(begin)
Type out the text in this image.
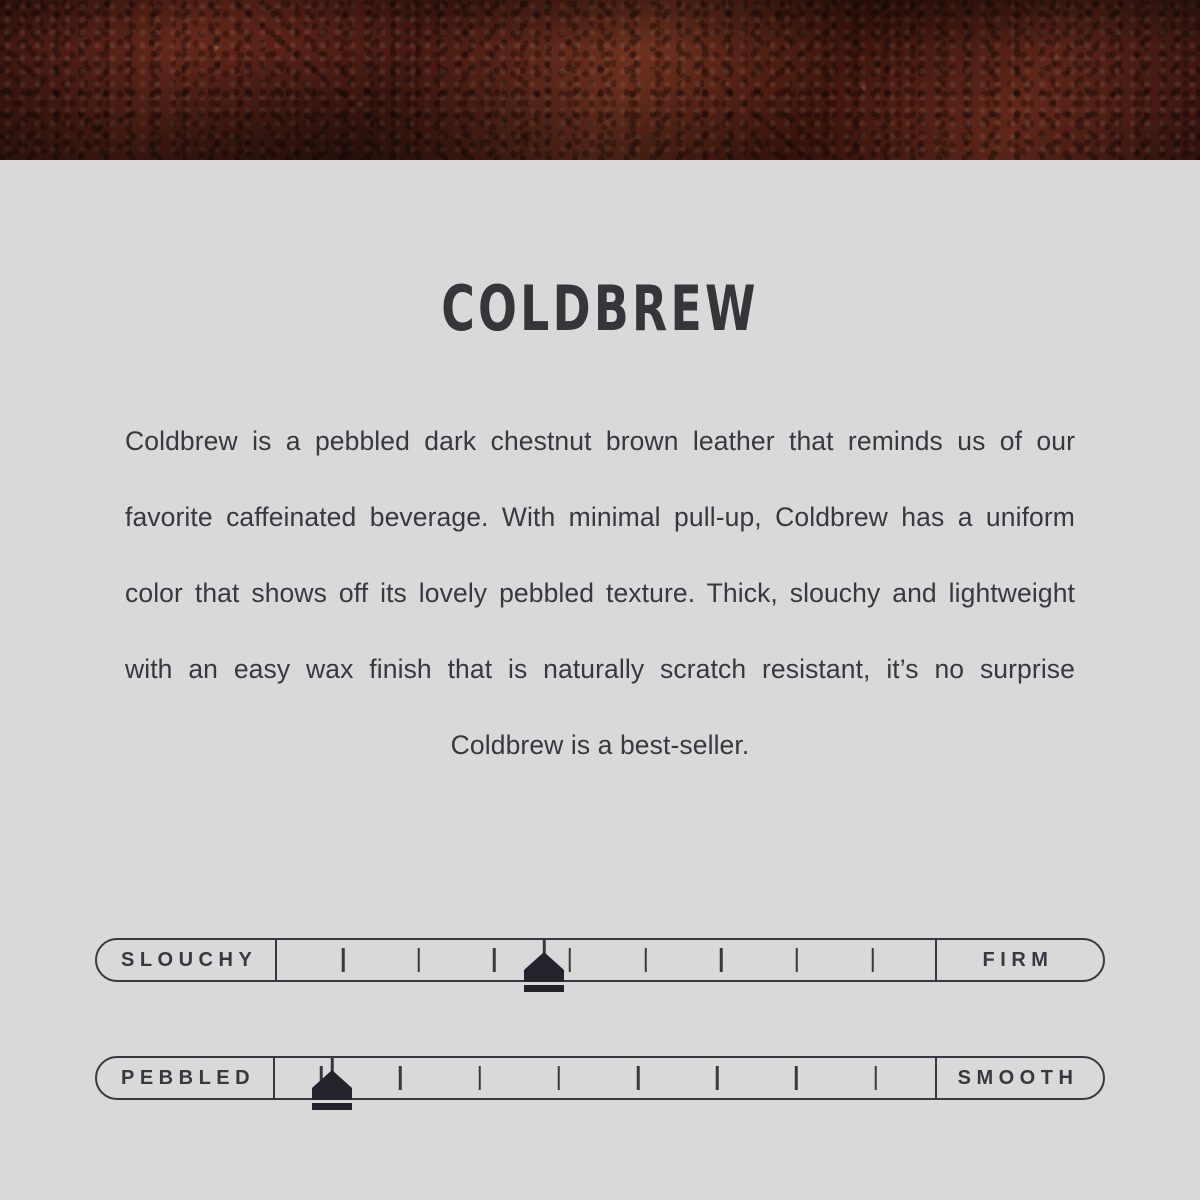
COLDBREW

Coldbrew is a pebbled dark chestnut brown leather that reminds us of our favorite caffeinated beverage. With minimal pull-up, Coldbrew has a uniform color that shows off its lovely pebbled texture. Thick, slouchy and lightweight with an easy wax finish that is naturally scratch resistant, it’s no surprise Coldbrew is a best-seller.

SLOUCHY	FIRM
PEBBLED	SMOOTH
(end)
**Aim:** Repeat the material above verbatim. Leave the pictures behind.

**Solution for this task:**
Type out the text in this image.
COLDBREW

Coldbrew is a pebbled dark chestnut brown leather that reminds us of our favorite caffeinated beverage. With minimal pull-up, Coldbrew has a uniform color that shows off its lovely pebbled texture. Thick, slouchy and lightweight with an easy wax finish that is naturally scratch resistant, it’s no surprise Coldbrew is a best-seller.

SLOUCHY	FIRM
PEBBLED	SMOOTH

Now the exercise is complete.